### Excerpt
Overview: A Multi-pass, Data-Mutating Method
(See here for a better answer.)
Yes, there is a way.
A method to do just this is described in the paper "Fast Reproducible Floating-Point Summation" by Demmel and Nguyen (2013). I've included both a serial and parallel implementation of it below.
Here we'll compare three algorithms:
- Conventional left-to-right summation: this is fast, inaccurate, and non-reproducible with respect to permutations in the input order.
- Kahan summation: this is slower, very accurate (essentially O(1) in the input size), and, while non-reproducible with respect to permutations in the input order, closer to reproducibility in a narrow sense.
- Deterministic summation: this is somewhat slower than Kahan summation, can be quite accurate, and is bitwise reproducible.
Conventional summation is inaccurate because as the sum grows the least-significant digits of the numbers we add to it get silently dropped. Kahan summation overcomes this by keeping a running "compensation" sum which holds onto the least-significant digits. The deterministic summation uses a similar strategy to maintain accuracy but, before performing the summation, "pre-rounds" the input numbers to a common base so that their sum can be computed accurately without any rounding error.
Tests
To study the algorithms, we'll run a test on 1 million numbers each drawn uniformly from the range [-1000, 1000]. To demonstrate both the range of answers of the algorithms as well as their determinism, the input will be shuffled and summed 100 times. The parallel algorithms are run using 12 threads.
The "correct" summation (as determined by using Kahan summation in long double mode and choosing the most frequently occuring value) is
310844.700699143717685046795
A result I'll assert, which the code below demonstrates rigorously, is that for each data type studied the deterministic algorithm yields the same result for each of the 100 data orderings and that these results are the same for both the serial and parallel variants of the algorithm.
The results of the various algorithms are as follows:
Serial Float
=========================================================
Simple summation accumulation type = float
Average deterministic summation time = 0.00462s
Average simple summation time = 0.00144s (3.20x faster than deterministic)
Average Kahan summation time = 0.00290s (1.59x faster than deterministic)
Deterministic value = 256430592.000000000 (very different from actual)
Distinct Kahan values = 3 (with single-precision accumulator)
Distinct Simple values = 93 (with single-precision accumulator)
Distinct Simple values = 1 (with double-precision accumulator)
Parallel Float
=========================================================
Simple summation accumulation type = float
Average deterministic summation time = 0.00576s
Average simple summation time = 0.00206s (2.79x faster than deterministic)
Average Kahan summation time = 0.00599s (0.96x faster than deterministic)
Deterministic value = 256430592.000000000 (very different from actual)
Distinct Kahan values = 3 (with single-precision accumulator)
Distinct Simple values = 89 (with single-precision accumulator)
Distinct Simple values = 1 (with double-precision accumulator)
Serial Double
=========================================================
Average deterministic summation time = 0.00600s
Average simple summation time = 0.00171s (3.49x faster than deterministic)
Average Kahan summation time = 0.00378s (1.58x faster than deterministic)
Deterministic value = 310844.70069914375199005 (epsilon difference from actual value)

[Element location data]
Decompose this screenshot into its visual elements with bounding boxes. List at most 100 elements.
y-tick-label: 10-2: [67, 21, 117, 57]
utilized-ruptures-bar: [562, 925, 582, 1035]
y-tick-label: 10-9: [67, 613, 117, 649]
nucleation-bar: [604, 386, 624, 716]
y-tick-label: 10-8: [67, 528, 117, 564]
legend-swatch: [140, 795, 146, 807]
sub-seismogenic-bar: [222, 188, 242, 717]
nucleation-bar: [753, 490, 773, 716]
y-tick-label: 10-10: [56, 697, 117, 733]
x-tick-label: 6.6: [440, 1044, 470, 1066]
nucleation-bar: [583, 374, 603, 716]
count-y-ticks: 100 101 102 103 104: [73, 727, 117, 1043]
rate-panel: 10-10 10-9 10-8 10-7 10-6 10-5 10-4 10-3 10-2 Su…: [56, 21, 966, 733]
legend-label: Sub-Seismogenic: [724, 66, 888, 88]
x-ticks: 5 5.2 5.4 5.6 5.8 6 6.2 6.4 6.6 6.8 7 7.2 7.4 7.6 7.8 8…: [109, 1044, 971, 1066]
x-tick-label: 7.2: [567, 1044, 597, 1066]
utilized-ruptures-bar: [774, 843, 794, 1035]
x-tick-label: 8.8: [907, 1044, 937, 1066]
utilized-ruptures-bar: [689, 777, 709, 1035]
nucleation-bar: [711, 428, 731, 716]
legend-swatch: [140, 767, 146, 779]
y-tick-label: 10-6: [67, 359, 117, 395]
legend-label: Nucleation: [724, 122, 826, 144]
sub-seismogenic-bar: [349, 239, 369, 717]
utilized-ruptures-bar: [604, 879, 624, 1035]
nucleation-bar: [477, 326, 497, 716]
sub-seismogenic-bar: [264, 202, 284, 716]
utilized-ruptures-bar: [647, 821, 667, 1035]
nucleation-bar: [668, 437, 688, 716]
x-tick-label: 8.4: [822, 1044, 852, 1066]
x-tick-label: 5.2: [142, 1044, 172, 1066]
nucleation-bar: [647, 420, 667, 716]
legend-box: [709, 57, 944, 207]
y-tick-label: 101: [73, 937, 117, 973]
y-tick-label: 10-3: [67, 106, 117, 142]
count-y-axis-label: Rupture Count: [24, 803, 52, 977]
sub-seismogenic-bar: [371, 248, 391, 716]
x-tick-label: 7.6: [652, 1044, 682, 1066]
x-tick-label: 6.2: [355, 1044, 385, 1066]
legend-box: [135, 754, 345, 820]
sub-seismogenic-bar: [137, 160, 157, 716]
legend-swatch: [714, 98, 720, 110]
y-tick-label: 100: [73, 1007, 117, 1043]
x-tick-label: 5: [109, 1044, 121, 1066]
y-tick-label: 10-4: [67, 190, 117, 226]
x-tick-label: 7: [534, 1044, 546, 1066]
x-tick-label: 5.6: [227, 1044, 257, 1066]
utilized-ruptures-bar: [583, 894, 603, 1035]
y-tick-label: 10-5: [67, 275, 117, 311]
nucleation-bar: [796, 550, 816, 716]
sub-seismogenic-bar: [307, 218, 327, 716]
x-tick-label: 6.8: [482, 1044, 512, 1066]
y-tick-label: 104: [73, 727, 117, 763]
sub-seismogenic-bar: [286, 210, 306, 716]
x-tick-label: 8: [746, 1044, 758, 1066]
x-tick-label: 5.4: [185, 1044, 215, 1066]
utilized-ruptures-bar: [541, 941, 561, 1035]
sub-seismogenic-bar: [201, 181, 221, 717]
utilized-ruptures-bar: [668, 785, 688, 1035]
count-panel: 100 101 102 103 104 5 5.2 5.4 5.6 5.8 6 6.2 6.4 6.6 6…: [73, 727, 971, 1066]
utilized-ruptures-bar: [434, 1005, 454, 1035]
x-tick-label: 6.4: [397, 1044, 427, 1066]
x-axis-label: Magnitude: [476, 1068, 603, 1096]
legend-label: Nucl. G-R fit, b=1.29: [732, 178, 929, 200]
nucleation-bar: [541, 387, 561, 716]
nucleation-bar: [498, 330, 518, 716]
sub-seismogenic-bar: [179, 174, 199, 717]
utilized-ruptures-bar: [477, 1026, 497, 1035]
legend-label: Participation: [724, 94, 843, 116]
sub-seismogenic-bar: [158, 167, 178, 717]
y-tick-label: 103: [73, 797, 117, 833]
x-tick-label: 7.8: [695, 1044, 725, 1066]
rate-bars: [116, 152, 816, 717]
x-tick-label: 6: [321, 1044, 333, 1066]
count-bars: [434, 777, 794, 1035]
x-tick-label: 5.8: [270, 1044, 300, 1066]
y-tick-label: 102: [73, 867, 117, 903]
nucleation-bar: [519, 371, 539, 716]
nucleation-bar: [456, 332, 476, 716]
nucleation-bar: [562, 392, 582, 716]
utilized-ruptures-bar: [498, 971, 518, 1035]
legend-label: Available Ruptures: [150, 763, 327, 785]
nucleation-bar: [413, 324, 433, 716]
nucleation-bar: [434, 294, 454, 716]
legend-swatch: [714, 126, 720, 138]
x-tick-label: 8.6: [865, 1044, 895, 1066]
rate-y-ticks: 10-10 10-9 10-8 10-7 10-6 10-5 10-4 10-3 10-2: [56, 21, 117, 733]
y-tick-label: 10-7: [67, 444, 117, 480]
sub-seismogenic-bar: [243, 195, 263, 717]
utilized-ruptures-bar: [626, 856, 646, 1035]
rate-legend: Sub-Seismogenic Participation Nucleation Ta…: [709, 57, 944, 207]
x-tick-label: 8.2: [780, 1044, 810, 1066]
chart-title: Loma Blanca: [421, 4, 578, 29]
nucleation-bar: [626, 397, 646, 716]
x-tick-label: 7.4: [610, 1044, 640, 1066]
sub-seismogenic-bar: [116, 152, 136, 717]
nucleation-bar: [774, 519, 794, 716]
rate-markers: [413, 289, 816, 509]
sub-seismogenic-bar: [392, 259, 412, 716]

### Task set
**A)** Please write out the stretch of the summation post from "Overview: A Multi-pass, Data-Mutating" through "is bitwise reproducible.".
**B)** Decide whether each statement agrees with the summation post, answering yes or no and quoting the deciding words of the post.
(i) The parallel algorithms are run with 12 threads.
(ii) The test input is shuffled and summed 1,000 times.
(iii) In the Serial Float results, simple summation with a single-precision accumulator gives 93 distinct values.
**C)** List every algorithm that the summation post says it will compare.
These rows come from a separate source.

### Task responses
**A)**
Overview: A Multi-pass, Data-Mutating Method
(See here for a better answer.)
Yes, there is a way.
A method to do just this is described in the paper "Fast Reproducible Floating-Point Summation" by Demmel and Nguyen (2013). I've included both a serial and parallel implementation of it below.
Here we'll compare three algorithms:
- Conventional left-to-right summation: this is fast, inaccurate, and non-reproducible with respect to permutations in the input order.
- Kahan summation: this is slower, very accurate (essentially O(1) in the input size), and, while non-reproducible with respect to permutations in the input order, closer to reproducibility in a narrow sense.
- Deterministic summation: this is somewhat slower than Kahan summation, can be quite accurate, and is bitwise reproducible.

**B)**
(i) Yes: "The parallel algorithms are run using 12 threads."
(ii) No: "the input will be shuffled and summed 100 times."
(iii) Yes: "Distinct Simple values = 93 (with single-precision accumulator)"

**C)**
- Conventional left-to-right summation
- Kahan summation
- Deterministic summation